• Input:
-- Begin --

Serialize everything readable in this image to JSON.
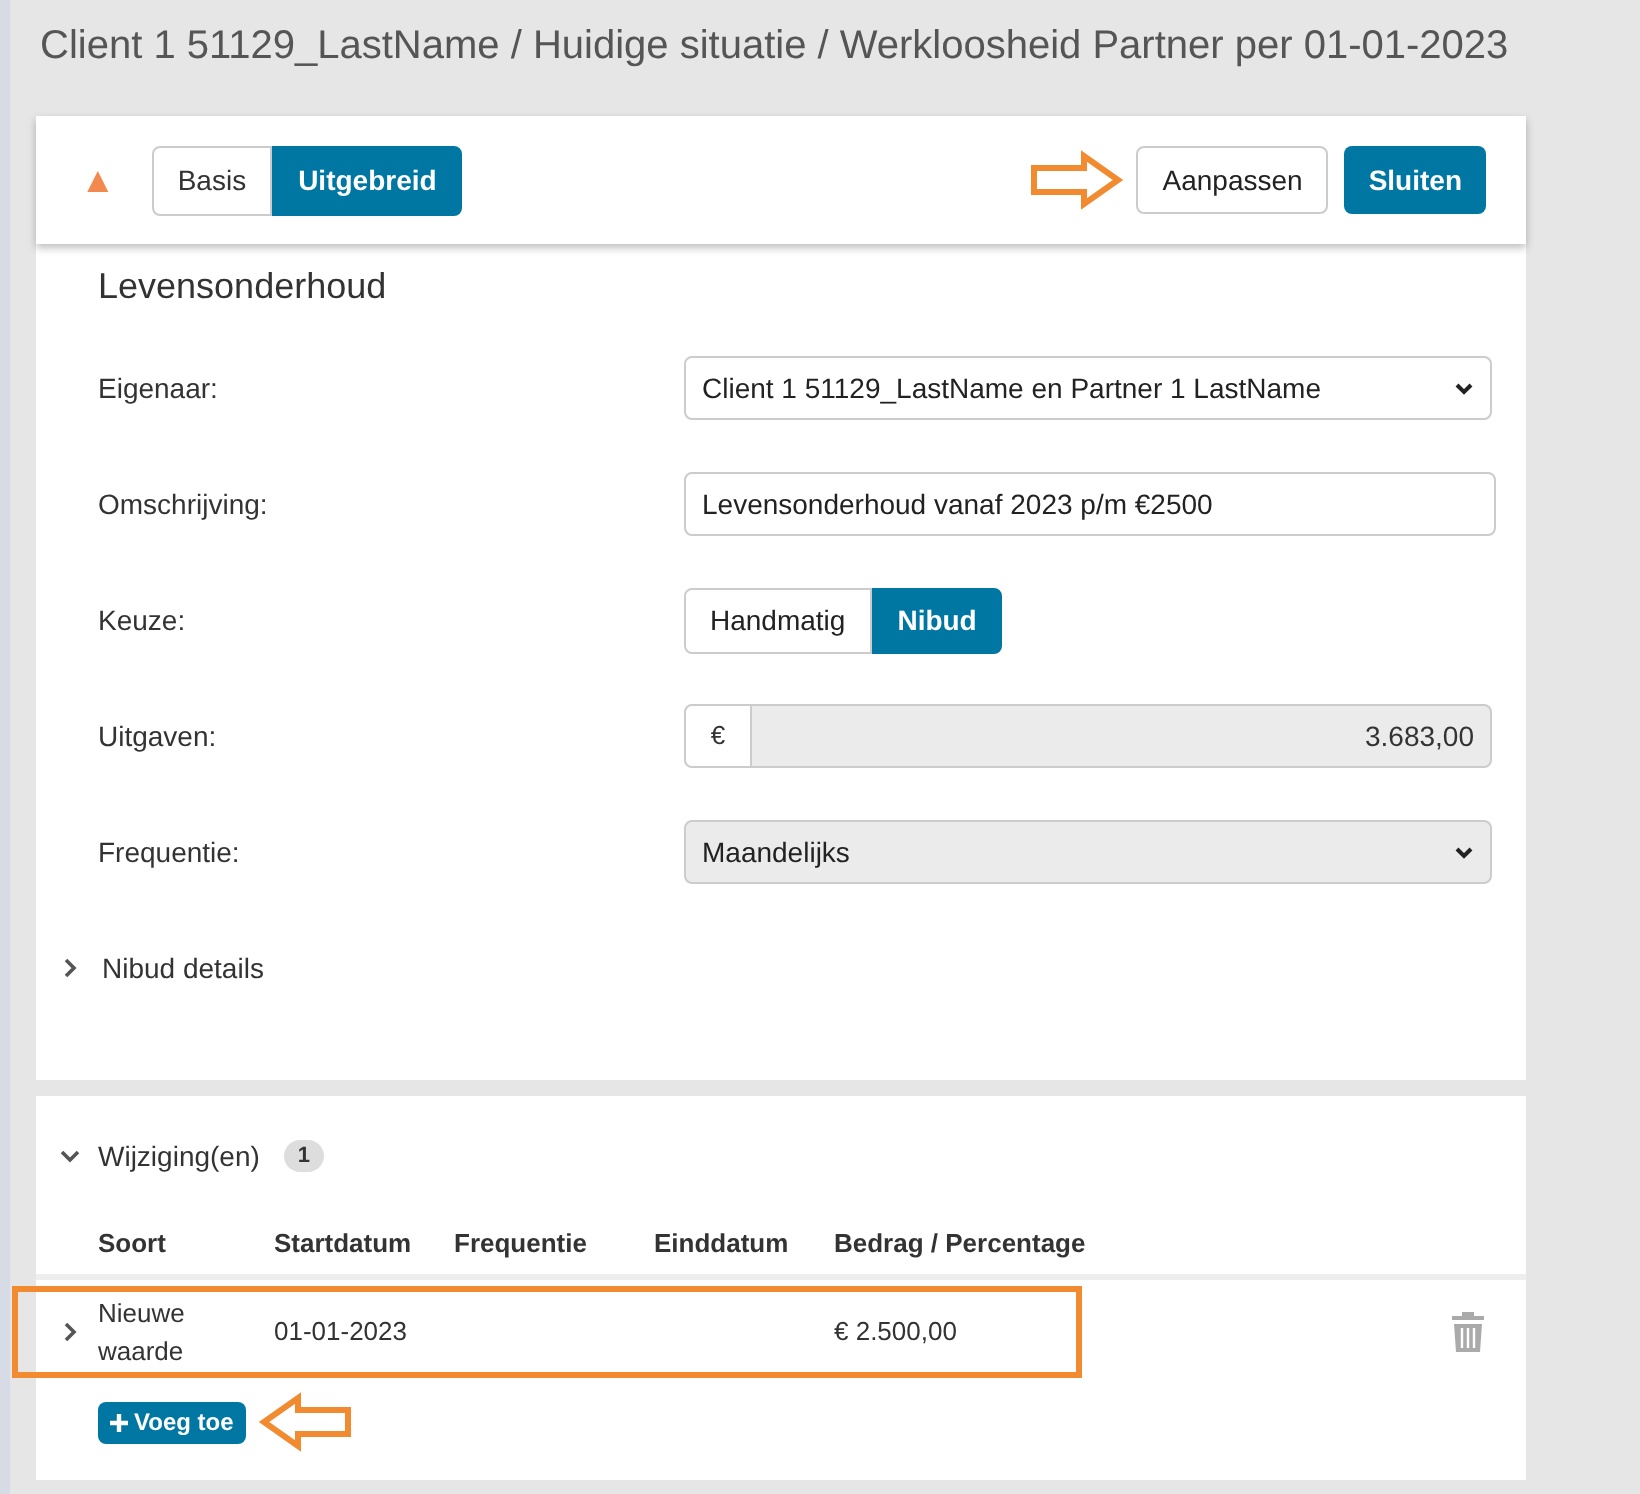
{
  "breadcrumb": "Client 1 51129_LastName / Huidige situatie / Werkloosheid Partner per 01-01-2023",
  "toolbar": {
    "collapsed_icon": "▲",
    "view_tabs": [
      {
        "label": "Basis",
        "selected": false
      },
      {
        "label": "Uitgebreid",
        "selected": true
      }
    ],
    "edit_button": "Aanpassen",
    "close_button": "Sluiten"
  },
  "section_title": "Levensonderhoud",
  "fields": [
    {
      "kind": "select",
      "label": "Eigenaar:",
      "value": "Client 1 51129_LastName en Partner 1 LastName",
      "disabled": false
    },
    {
      "kind": "text",
      "label": "Omschrijving:",
      "value": "Levensonderhoud vanaf 2023 p/m €2500"
    },
    {
      "kind": "toggle",
      "label": "Keuze:",
      "options": [
        {
          "label": "Handmatig",
          "selected": false
        },
        {
          "label": "Nibud",
          "selected": true
        }
      ]
    },
    {
      "kind": "currency",
      "label": "Uitgaven:",
      "prefix": "€",
      "value": "3.683,00",
      "disabled": true
    },
    {
      "kind": "select",
      "label": "Frequentie:",
      "value": "Maandelijks",
      "disabled": true
    }
  ],
  "nibud_details": {
    "label": "Nibud details",
    "expanded": false
  },
  "changes": {
    "title": "Wijziging(en)",
    "count": "1",
    "expanded": true,
    "columns": [
      "Soort",
      "Startdatum",
      "Frequentie",
      "Einddatum",
      "Bedrag / Percentage"
    ],
    "rows": [
      {
        "expanded": false,
        "highlighted": true,
        "cells": [
          "Nieuwe waarde",
          "01-01-2023",
          null,
          null,
          "€ 2.500,00"
        ]
      }
    ],
    "add_button": "Voeg toe"
  }
}
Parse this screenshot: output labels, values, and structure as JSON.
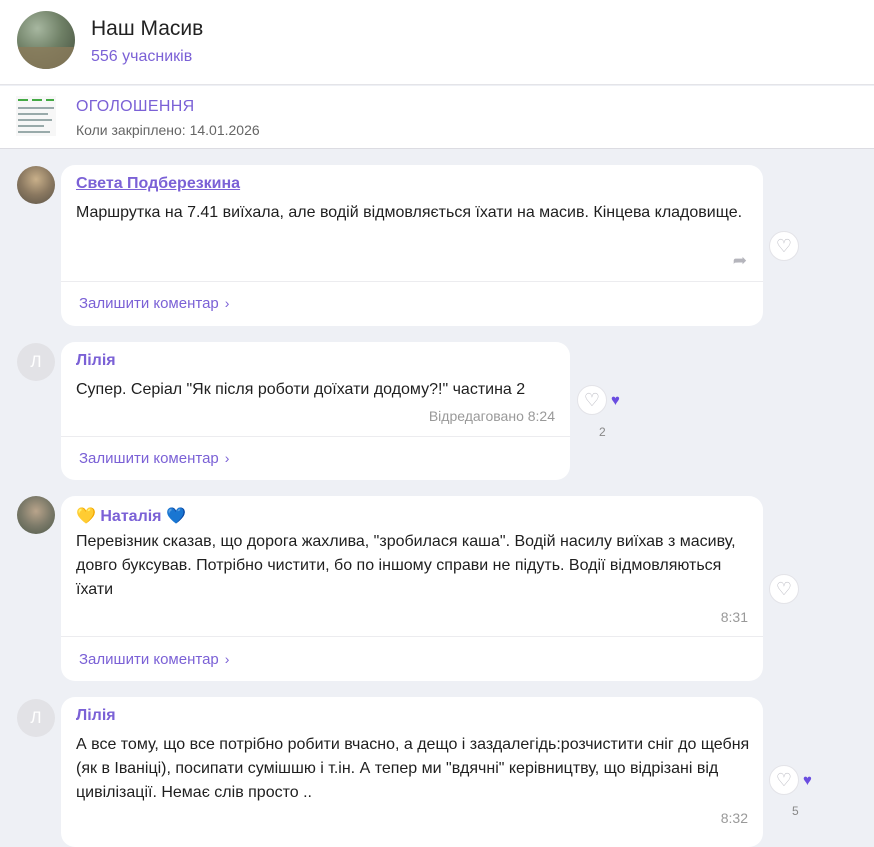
{
  "group": {
    "title": "Наш Масив",
    "members": "556 учасників"
  },
  "pinned": {
    "title": "ОГОЛОШЕННЯ",
    "date": "Коли закріплено: 14.01.2026"
  },
  "comment_label": "Залишити коментар",
  "messages": [
    {
      "author": "Света Подберезкина",
      "text": "Маршрутка на 7.41 виїхала, але водій відмовляється їхати на масив. Кінцева кладовище.",
      "time": ""
    },
    {
      "author": "Лілія",
      "avatar_letter": "Л",
      "text": "Супер. Серіал \"Як після роботи доїхати додому?!\" частина 2",
      "time": "Відредаговано 8:24",
      "likes": "2"
    },
    {
      "author": "Наталія",
      "emoji_left": "💛",
      "emoji_right": "💙",
      "text": "Перевізник сказав, що дорога жахлива, \"зробилася  каша\". Водій насилу виїхав з масиву, довго буксував. Потрібно чистити, бо по іншому справи не підуть. Водії відмовляються їхати",
      "time": "8:31"
    },
    {
      "author": "Лілія",
      "avatar_letter": "Л",
      "text": "А все тому, що все потрібно робити вчасно, а дещо і заздалегідь:розчистити сніг до щебня (як в Іваніці), посипати сумішшю і т.ін. А тепер ми \"вдячні\" керівництву, що відрізані від цивілізації. Немає слів просто ..",
      "time": "8:32",
      "likes": "5"
    }
  ],
  "colors": {
    "accent": "#7b61d6",
    "background": "#eef0f5"
  }
}
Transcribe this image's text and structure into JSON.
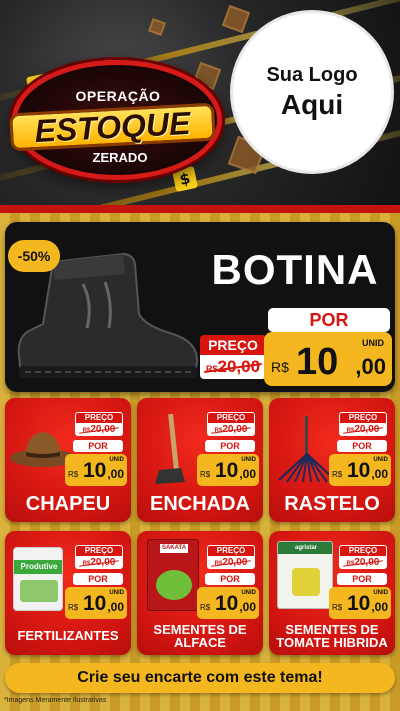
{
  "header": {
    "badge_top": "OPERAÇÃO",
    "badge_main": "ESTOQUE",
    "badge_bottom": "ZERADO",
    "logo_line1": "Sua Logo",
    "logo_line2": "Aqui"
  },
  "featured": {
    "discount": "-50%",
    "title": "BOTINA",
    "preco_label": "PREÇO",
    "old_currency": "R$",
    "old_price": "20,00",
    "por_label": "POR",
    "unid_label": "UNID",
    "new_currency": "R$",
    "new_price_int": "10",
    "new_price_dec": ",00"
  },
  "cards": [
    {
      "title": "CHAPEU",
      "preco_label": "PREÇO",
      "old_currency": "R$",
      "old_price": "20,00",
      "por_label": "POR",
      "unid_label": "UNID",
      "new_currency": "R$",
      "new_price_int": "10",
      "new_price_dec": ",00",
      "icon": "hat-icon"
    },
    {
      "title": "ENCHADA",
      "preco_label": "PREÇO",
      "old_currency": "R$",
      "old_price": "20,00",
      "por_label": "POR",
      "unid_label": "UNID",
      "new_currency": "R$",
      "new_price_int": "10",
      "new_price_dec": ",00",
      "icon": "hoe-icon"
    },
    {
      "title": "RASTELO",
      "preco_label": "PREÇO",
      "old_currency": "R$",
      "old_price": "20,00",
      "por_label": "POR",
      "unid_label": "UNID",
      "new_currency": "R$",
      "new_price_int": "10",
      "new_price_dec": ",00",
      "icon": "rake-icon"
    },
    {
      "title": "FERTILIZANTES",
      "image_text": "Produtive",
      "preco_label": "PREÇO",
      "old_currency": "R$",
      "old_price": "20,00",
      "por_label": "POR",
      "unid_label": "UNID",
      "new_currency": "R$",
      "new_price_int": "10",
      "new_price_dec": ",00",
      "icon": "fertilizer-bag-icon"
    },
    {
      "title_line1": "SEMENTES DE",
      "title_line2": "ALFACE",
      "image_text": "SAKATA",
      "preco_label": "PREÇO",
      "old_currency": "R$",
      "old_price": "20,00",
      "por_label": "POR",
      "unid_label": "UNID",
      "new_currency": "R$",
      "new_price_int": "10",
      "new_price_dec": ",00",
      "icon": "seed-packet-icon"
    },
    {
      "title_line1": "SEMENTES DE",
      "title_line2": "TOMATE HIBRIDA",
      "image_text": "agristar",
      "preco_label": "PREÇO",
      "old_currency": "R$",
      "old_price": "20,00",
      "por_label": "POR",
      "unid_label": "UNID",
      "new_currency": "R$",
      "new_price_int": "10",
      "new_price_dec": ",00",
      "icon": "seed-packet-icon"
    }
  ],
  "footer": {
    "cta": "Crie seu encarte com este tema!",
    "disclaimer": "*Imagens Meramente Ilustrativas"
  },
  "colors": {
    "red": "#d8140f",
    "yellow": "#f4b71f",
    "dark": "#111111"
  }
}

-- End --

Find every line in the records above that contains the word "true", and copy each one.

• Result of the exercise:
        "selected": true
          "selected": true
      "disabled": true
      "disabled": true
    "expanded": true,
        "highlighted": true,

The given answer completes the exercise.